Rows from a figure dataset:
=======

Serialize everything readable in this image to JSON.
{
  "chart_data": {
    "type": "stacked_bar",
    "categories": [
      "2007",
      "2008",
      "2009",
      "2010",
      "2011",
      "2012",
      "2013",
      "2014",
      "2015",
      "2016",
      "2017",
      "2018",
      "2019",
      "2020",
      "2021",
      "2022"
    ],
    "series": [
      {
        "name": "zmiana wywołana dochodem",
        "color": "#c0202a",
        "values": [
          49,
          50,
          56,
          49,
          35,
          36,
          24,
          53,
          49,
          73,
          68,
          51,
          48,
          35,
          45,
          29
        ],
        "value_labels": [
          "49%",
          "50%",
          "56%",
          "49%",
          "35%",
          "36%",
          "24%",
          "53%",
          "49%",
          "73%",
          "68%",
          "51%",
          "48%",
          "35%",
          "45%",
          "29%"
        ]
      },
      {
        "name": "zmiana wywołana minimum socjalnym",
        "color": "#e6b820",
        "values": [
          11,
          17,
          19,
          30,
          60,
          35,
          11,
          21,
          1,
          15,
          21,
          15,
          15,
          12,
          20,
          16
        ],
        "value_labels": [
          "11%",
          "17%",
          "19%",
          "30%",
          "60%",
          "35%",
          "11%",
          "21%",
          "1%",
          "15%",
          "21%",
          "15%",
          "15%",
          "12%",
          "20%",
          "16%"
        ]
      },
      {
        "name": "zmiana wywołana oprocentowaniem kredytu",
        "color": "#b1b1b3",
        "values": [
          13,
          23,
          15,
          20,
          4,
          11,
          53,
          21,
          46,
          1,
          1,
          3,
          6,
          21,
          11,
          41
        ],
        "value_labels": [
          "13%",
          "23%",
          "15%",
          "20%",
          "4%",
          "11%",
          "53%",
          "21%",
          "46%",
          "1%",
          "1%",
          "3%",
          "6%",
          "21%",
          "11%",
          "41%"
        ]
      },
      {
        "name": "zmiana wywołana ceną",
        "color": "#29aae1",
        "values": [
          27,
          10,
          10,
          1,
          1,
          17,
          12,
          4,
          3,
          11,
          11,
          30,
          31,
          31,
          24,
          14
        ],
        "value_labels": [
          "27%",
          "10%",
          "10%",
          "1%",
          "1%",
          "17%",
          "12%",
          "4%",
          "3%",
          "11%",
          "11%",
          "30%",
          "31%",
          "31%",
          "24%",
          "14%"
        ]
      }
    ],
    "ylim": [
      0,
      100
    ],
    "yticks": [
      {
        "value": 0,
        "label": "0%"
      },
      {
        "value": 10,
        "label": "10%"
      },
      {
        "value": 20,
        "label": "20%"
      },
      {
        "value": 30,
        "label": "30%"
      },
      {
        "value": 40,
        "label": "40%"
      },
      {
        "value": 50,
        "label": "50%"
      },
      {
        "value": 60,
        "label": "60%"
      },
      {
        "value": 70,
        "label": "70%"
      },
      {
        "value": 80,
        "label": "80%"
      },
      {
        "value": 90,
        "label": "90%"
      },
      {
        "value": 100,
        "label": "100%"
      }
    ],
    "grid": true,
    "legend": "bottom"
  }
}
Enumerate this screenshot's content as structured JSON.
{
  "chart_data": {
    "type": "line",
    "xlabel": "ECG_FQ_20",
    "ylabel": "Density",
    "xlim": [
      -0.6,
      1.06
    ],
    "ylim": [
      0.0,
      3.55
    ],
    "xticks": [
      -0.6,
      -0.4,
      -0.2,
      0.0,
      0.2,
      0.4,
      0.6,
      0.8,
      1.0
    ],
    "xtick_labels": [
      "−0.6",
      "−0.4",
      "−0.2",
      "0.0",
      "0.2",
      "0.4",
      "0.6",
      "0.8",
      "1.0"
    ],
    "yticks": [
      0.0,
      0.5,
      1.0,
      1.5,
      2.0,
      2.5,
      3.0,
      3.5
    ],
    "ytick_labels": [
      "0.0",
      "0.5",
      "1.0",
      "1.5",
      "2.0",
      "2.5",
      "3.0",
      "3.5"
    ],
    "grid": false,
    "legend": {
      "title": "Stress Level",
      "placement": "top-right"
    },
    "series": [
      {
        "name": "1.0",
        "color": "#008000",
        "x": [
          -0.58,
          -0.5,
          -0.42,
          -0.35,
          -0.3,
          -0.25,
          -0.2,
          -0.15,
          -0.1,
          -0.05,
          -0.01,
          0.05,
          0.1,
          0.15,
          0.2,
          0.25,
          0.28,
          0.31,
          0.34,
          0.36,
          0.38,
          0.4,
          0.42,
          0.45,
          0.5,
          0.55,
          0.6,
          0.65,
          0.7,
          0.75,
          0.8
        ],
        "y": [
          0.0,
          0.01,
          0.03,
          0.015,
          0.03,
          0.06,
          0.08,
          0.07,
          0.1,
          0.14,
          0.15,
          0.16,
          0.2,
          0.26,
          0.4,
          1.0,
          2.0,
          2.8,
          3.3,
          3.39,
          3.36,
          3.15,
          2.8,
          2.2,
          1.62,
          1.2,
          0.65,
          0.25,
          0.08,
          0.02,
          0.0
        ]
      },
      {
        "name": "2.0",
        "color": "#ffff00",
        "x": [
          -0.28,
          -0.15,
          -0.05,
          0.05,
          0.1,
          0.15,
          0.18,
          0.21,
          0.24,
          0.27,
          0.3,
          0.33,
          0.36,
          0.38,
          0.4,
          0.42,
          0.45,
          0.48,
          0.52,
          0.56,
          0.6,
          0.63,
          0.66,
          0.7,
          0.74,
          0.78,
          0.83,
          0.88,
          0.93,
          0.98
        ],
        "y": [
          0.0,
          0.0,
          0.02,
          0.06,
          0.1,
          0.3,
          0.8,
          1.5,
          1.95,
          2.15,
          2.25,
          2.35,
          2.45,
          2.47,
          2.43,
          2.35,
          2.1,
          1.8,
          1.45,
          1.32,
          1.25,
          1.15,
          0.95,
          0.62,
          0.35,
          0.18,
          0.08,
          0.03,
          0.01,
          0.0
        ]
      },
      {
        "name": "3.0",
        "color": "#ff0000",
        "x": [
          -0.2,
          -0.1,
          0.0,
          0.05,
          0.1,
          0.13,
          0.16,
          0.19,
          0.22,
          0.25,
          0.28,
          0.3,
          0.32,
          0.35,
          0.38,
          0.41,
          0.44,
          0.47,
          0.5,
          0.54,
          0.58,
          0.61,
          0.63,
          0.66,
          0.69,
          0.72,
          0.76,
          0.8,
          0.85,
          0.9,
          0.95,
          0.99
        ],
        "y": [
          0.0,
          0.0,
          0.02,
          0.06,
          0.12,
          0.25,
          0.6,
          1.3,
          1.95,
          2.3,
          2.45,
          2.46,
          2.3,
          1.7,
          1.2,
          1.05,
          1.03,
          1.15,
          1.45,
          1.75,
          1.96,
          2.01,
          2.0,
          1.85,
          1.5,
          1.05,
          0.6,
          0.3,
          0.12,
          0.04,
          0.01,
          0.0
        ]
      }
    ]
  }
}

=======

» Required work: Return the lines above exactly, keeping every word.

» Exercise output:
Serialize everything readable in this image to JSON.
{
  "chart_data": {
    "type": "stacked_bar",
    "categories": [
      "2007",
      "2008",
      "2009",
      "2010",
      "2011",
      "2012",
      "2013",
      "2014",
      "2015",
      "2016",
      "2017",
      "2018",
      "2019",
      "2020",
      "2021",
      "2022"
    ],
    "series": [
      {
        "name": "zmiana wywołana dochodem",
        "color": "#c0202a",
        "values": [
          49,
          50,
          56,
          49,
          35,
          36,
          24,
          53,
          49,
          73,
          68,
          51,
          48,
          35,
          45,
          29
        ],
        "value_labels": [
          "49%",
          "50%",
          "56%",
          "49%",
          "35%",
          "36%",
          "24%",
          "53%",
          "49%",
          "73%",
          "68%",
          "51%",
          "48%",
          "35%",
          "45%",
          "29%"
        ]
      },
      {
        "name": "zmiana wywołana minimum socjalnym",
        "color": "#e6b820",
        "values": [
          11,
          17,
          19,
          30,
          60,
          35,
          11,
          21,
          1,
          15,
          21,
          15,
          15,
          12,
          20,
          16
        ],
        "value_labels": [
          "11%",
          "17%",
          "19%",
          "30%",
          "60%",
          "35%",
          "11%",
          "21%",
          "1%",
          "15%",
          "21%",
          "15%",
          "15%",
          "12%",
          "20%",
          "16%"
        ]
      },
      {
        "name": "zmiana wywołana oprocentowaniem kredytu",
        "color": "#b1b1b3",
        "values": [
          13,
          23,
          15,
          20,
          4,
          11,
          53,
          21,
          46,
          1,
          1,
          3,
          6,
          21,
          11,
          41
        ],
        "value_labels": [
          "13%",
          "23%",
          "15%",
          "20%",
          "4%",
          "11%",
          "53%",
          "21%",
          "46%",
          "1%",
          "1%",
          "3%",
          "6%",
          "21%",
          "11%",
          "41%"
        ]
      },
      {
        "name": "zmiana wywołana ceną",
        "color": "#29aae1",
        "values": [
          27,
          10,
          10,
          1,
          1,
          17,
          12,
          4,
          3,
          11,
          11,
          30,
          31,
          31,
          24,
          14
        ],
        "value_labels": [
          "27%",
          "10%",
          "10%",
          "1%",
          "1%",
          "17%",
          "12%",
          "4%",
          "3%",
          "11%",
          "11%",
          "30%",
          "31%",
          "31%",
          "24%",
          "14%"
        ]
      }
    ],
    "ylim": [
      0,
      100
    ],
    "yticks": [
      {
        "value": 0,
        "label": "0%"
      },
      {
        "value": 10,
        "label": "10%"
      },
      {
        "value": 20,
        "label": "20%"
      },
      {
        "value": 30,
        "label": "30%"
      },
      {
        "value": 40,
        "label": "40%"
      },
      {
        "value": 50,
        "label": "50%"
      },
      {
        "value": 60,
        "label": "60%"
      },
      {
        "value": 70,
        "label": "70%"
      },
      {
        "value": 80,
        "label": "80%"
      },
      {
        "value": 90,
        "label": "90%"
      },
      {
        "value": 100,
        "label": "100%"
      }
    ],
    "grid": true,
    "legend": "bottom"
  }
}
Enumerate this screenshot's content as structured JSON.
{
  "chart_data": {
    "type": "line",
    "xlabel": "ECG_FQ_20",
    "ylabel": "Density",
    "xlim": [
      -0.6,
      1.06
    ],
    "ylim": [
      0.0,
      3.55
    ],
    "xticks": [
      -0.6,
      -0.4,
      -0.2,
      0.0,
      0.2,
      0.4,
      0.6,
      0.8,
      1.0
    ],
    "xtick_labels": [
      "−0.6",
      "−0.4",
      "−0.2",
      "0.0",
      "0.2",
      "0.4",
      "0.6",
      "0.8",
      "1.0"
    ],
    "yticks": [
      0.0,
      0.5,
      1.0,
      1.5,
      2.0,
      2.5,
      3.0,
      3.5
    ],
    "ytick_labels": [
      "0.0",
      "0.5",
      "1.0",
      "1.5",
      "2.0",
      "2.5",
      "3.0",
      "3.5"
    ],
    "grid": false,
    "legend": {
      "title": "Stress Level",
      "placement": "top-right"
    },
    "series": [
      {
        "name": "1.0",
        "color": "#008000",
        "x": [
          -0.58,
          -0.5,
          -0.42,
          -0.35,
          -0.3,
          -0.25,
          -0.2,
          -0.15,
          -0.1,
          -0.05,
          -0.01,
          0.05,
          0.1,
          0.15,
          0.2,
          0.25,
          0.28,
          0.31,
          0.34,
          0.36,
          0.38,
          0.4,
          0.42,
          0.45,
          0.5,
          0.55,
          0.6,
          0.65,
          0.7,
          0.75,
          0.8
        ],
        "y": [
          0.0,
          0.01,
          0.03,
          0.015,
          0.03,
          0.06,
          0.08,
          0.07,
          0.1,
          0.14,
          0.15,
          0.16,
          0.2,
          0.26,
          0.4,
          1.0,
          2.0,
          2.8,
          3.3,
          3.39,
          3.36,
          3.15,
          2.8,
          2.2,
          1.62,
          1.2,
          0.65,
          0.25,
          0.08,
          0.02,
          0.0
        ]
      },
      {
        "name": "2.0",
        "color": "#ffff00",
        "x": [
          -0.28,
          -0.15,
          -0.05,
          0.05,
          0.1,
          0.15,
          0.18,
          0.21,
          0.24,
          0.27,
          0.3,
          0.33,
          0.36,
          0.38,
          0.4,
          0.42,
          0.45,
          0.48,
          0.52,
          0.56,
          0.6,
          0.63,
          0.66,
          0.7,
          0.74,
          0.78,
          0.83,
          0.88,
          0.93,
          0.98
        ],
        "y": [
          0.0,
          0.0,
          0.02,
          0.06,
          0.1,
          0.3,
          0.8,
          1.5,
          1.95,
          2.15,
          2.25,
          2.35,
          2.45,
          2.47,
          2.43,
          2.35,
          2.1,
          1.8,
          1.45,
          1.32,
          1.25,
          1.15,
          0.95,
          0.62,
          0.35,
          0.18,
          0.08,
          0.03,
          0.01,
          0.0
        ]
      },
      {
        "name": "3.0",
        "color": "#ff0000",
        "x": [
          -0.2,
          -0.1,
          0.0,
          0.05,
          0.1,
          0.13,
          0.16,
          0.19,
          0.22,
          0.25,
          0.28,
          0.3,
          0.32,
          0.35,
          0.38,
          0.41,
          0.44,
          0.47,
          0.5,
          0.54,
          0.58,
          0.61,
          0.63,
          0.66,
          0.69,
          0.72,
          0.76,
          0.8,
          0.85,
          0.9,
          0.95,
          0.99
        ],
        "y": [
          0.0,
          0.0,
          0.02,
          0.06,
          0.12,
          0.25,
          0.6,
          1.3,
          1.95,
          2.3,
          2.45,
          2.46,
          2.3,
          1.7,
          1.2,
          1.05,
          1.03,
          1.15,
          1.45,
          1.75,
          1.96,
          2.01,
          2.0,
          1.85,
          1.5,
          1.05,
          0.6,
          0.3,
          0.12,
          0.04,
          0.01,
          0.0
        ]
      }
    ]
  }
}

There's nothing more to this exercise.